WHAT THE EXERCISE ASKS
Could you repeat the records below exactly, leaving out any pictures?

RAW DATA

>> begin

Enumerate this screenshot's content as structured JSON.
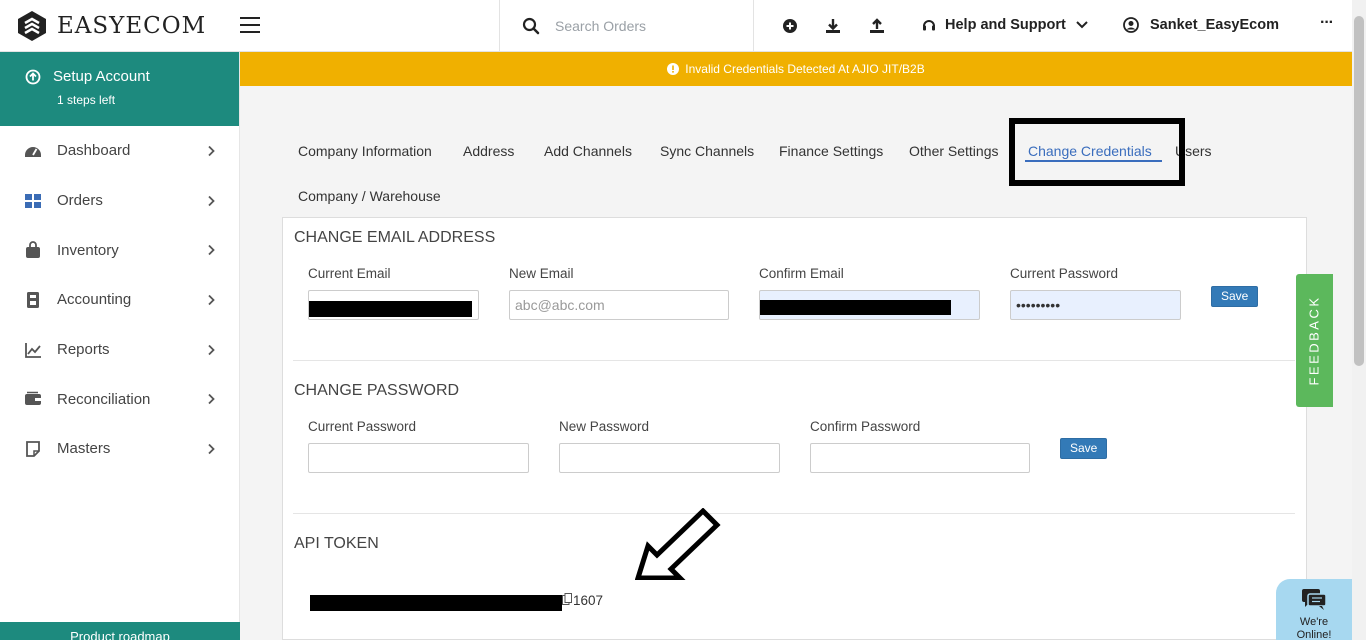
{
  "header": {
    "logo_text": "EASYECOM",
    "search_placeholder": "Search Orders",
    "help_label": "Help and Support",
    "user_name": "Sanket_EasyEcom",
    "more": "···"
  },
  "sidebar": {
    "setup_title": "Setup Account",
    "setup_subtitle": "1 steps left",
    "items": [
      {
        "label": "Dashboard",
        "icon": "dashboard-icon"
      },
      {
        "label": "Orders",
        "icon": "orders-icon"
      },
      {
        "label": "Inventory",
        "icon": "inventory-icon"
      },
      {
        "label": "Accounting",
        "icon": "accounting-icon"
      },
      {
        "label": "Reports",
        "icon": "reports-icon"
      },
      {
        "label": "Reconciliation",
        "icon": "reconciliation-icon"
      },
      {
        "label": "Masters",
        "icon": "masters-icon"
      }
    ],
    "roadmap_label": "Product roadmap"
  },
  "banner": {
    "text": "Invalid Credentials Detected At AJIO JIT/B2B",
    "color": "#f0b000"
  },
  "tabs": [
    "Company Information",
    "Address",
    "Add Channels",
    "Sync Channels",
    "Finance Settings",
    "Other Settings",
    "Change Credentials",
    "Users",
    "Company / Warehouse"
  ],
  "active_tab": "Change Credentials",
  "email_section": {
    "title": "CHANGE EMAIL ADDRESS",
    "current_email_label": "Current Email",
    "new_email_label": "New Email",
    "new_email_placeholder": "abc@abc.com",
    "confirm_email_label": "Confirm Email",
    "current_password_label": "Current Password",
    "current_password_value": "•••••••••",
    "save_label": "Save"
  },
  "password_section": {
    "title": "CHANGE PASSWORD",
    "current_password_label": "Current Password",
    "new_password_label": "New Password",
    "confirm_password_label": "Confirm Password",
    "save_label": "Save"
  },
  "api_section": {
    "title": "API TOKEN",
    "token_visible_tail": "1607"
  },
  "feedback_label": "FEEDBACK",
  "chat": {
    "line1": "We're",
    "line2": "Online!"
  },
  "colors": {
    "accent_teal": "#1d8a7e",
    "link_blue": "#3a6dbd",
    "button_blue": "#337ab7",
    "feedback_green": "#5cb85c"
  }
}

>> end

COMPLETE OUTPUT
Enumerate this screenshot's content as structured JSON.
{
  "header": {
    "logo_text": "EASYECOM",
    "search_placeholder": "Search Orders",
    "help_label": "Help and Support",
    "user_name": "Sanket_EasyEcom",
    "more": "···"
  },
  "sidebar": {
    "setup_title": "Setup Account",
    "setup_subtitle": "1 steps left",
    "items": [
      {
        "label": "Dashboard",
        "icon": "dashboard-icon"
      },
      {
        "label": "Orders",
        "icon": "orders-icon"
      },
      {
        "label": "Inventory",
        "icon": "inventory-icon"
      },
      {
        "label": "Accounting",
        "icon": "accounting-icon"
      },
      {
        "label": "Reports",
        "icon": "reports-icon"
      },
      {
        "label": "Reconciliation",
        "icon": "reconciliation-icon"
      },
      {
        "label": "Masters",
        "icon": "masters-icon"
      }
    ],
    "roadmap_label": "Product roadmap"
  },
  "banner": {
    "text": "Invalid Credentials Detected At AJIO JIT/B2B",
    "color": "#f0b000"
  },
  "tabs": [
    "Company Information",
    "Address",
    "Add Channels",
    "Sync Channels",
    "Finance Settings",
    "Other Settings",
    "Change Credentials",
    "Users",
    "Company / Warehouse"
  ],
  "active_tab": "Change Credentials",
  "email_section": {
    "title": "CHANGE EMAIL ADDRESS",
    "current_email_label": "Current Email",
    "new_email_label": "New Email",
    "new_email_placeholder": "abc@abc.com",
    "confirm_email_label": "Confirm Email",
    "current_password_label": "Current Password",
    "current_password_value": "•••••••••",
    "save_label": "Save"
  },
  "password_section": {
    "title": "CHANGE PASSWORD",
    "current_password_label": "Current Password",
    "new_password_label": "New Password",
    "confirm_password_label": "Confirm Password",
    "save_label": "Save"
  },
  "api_section": {
    "title": "API TOKEN",
    "token_visible_tail": "1607"
  },
  "feedback_label": "FEEDBACK",
  "chat": {
    "line1": "We're",
    "line2": "Online!"
  },
  "colors": {
    "accent_teal": "#1d8a7e",
    "link_blue": "#3a6dbd",
    "button_blue": "#337ab7",
    "feedback_green": "#5cb85c"
  }
}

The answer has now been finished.